> GOAL
Which lines include the word "Supplies"? Copy each of them.

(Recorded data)
━━━━

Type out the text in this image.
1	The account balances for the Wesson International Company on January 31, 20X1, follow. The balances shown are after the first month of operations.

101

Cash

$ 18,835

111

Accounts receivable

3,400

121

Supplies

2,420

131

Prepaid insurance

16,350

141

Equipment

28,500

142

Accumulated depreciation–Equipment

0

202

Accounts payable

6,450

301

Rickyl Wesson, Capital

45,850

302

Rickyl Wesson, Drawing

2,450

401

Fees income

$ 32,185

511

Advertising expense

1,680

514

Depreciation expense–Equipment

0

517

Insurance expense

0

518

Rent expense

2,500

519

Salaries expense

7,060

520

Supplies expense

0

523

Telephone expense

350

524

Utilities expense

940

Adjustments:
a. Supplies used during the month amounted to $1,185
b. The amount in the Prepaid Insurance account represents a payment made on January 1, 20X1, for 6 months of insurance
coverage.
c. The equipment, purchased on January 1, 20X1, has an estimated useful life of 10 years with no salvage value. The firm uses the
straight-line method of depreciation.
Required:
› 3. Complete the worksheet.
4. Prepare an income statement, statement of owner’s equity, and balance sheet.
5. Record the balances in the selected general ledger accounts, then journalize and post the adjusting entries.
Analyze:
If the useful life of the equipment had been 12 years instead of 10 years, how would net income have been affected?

━━━━

> OUTPUT OF THE TASK
Supplies
Supplies expense
a. Supplies used during the month amounted to $1,185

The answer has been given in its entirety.